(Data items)
━━━
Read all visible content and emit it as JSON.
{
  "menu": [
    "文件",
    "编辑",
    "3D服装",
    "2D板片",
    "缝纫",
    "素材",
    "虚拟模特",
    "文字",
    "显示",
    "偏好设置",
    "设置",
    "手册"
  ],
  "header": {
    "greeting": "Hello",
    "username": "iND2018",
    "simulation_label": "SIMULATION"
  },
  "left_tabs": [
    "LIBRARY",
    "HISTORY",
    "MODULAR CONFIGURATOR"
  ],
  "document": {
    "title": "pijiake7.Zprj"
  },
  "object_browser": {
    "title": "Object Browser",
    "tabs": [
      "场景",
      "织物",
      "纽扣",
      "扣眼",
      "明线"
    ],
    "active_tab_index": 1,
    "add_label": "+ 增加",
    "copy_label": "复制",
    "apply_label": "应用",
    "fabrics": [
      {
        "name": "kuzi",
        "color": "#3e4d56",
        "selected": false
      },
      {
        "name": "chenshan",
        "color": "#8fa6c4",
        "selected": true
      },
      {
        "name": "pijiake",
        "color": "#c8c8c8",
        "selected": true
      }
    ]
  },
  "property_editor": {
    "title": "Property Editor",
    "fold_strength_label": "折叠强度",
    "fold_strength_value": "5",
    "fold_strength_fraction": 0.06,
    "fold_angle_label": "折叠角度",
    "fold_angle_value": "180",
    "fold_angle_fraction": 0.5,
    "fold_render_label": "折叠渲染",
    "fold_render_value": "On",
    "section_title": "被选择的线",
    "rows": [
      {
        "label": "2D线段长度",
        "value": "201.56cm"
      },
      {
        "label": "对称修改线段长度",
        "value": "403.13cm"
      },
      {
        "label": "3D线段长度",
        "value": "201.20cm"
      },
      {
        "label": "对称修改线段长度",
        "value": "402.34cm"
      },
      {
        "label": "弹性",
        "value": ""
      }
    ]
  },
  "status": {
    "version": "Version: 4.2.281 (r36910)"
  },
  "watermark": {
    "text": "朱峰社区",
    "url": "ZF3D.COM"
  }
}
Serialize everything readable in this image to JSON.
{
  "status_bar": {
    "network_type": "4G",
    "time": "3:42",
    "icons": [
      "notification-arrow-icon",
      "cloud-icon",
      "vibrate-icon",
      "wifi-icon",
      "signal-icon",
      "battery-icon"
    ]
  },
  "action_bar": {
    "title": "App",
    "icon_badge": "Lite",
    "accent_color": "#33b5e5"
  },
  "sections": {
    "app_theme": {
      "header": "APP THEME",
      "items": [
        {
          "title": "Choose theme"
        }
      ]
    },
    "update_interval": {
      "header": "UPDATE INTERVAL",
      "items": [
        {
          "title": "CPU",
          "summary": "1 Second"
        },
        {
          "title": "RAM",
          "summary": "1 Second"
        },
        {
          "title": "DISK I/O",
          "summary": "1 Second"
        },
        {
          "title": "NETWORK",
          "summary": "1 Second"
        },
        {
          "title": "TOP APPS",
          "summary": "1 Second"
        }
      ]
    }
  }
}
━━━
## To be done
Identify the lines in the entries above that contain "header", then copy them out.

## Response below
  "header": {
      "header": "APP THEME",
      "header": "UPDATE INTERVAL",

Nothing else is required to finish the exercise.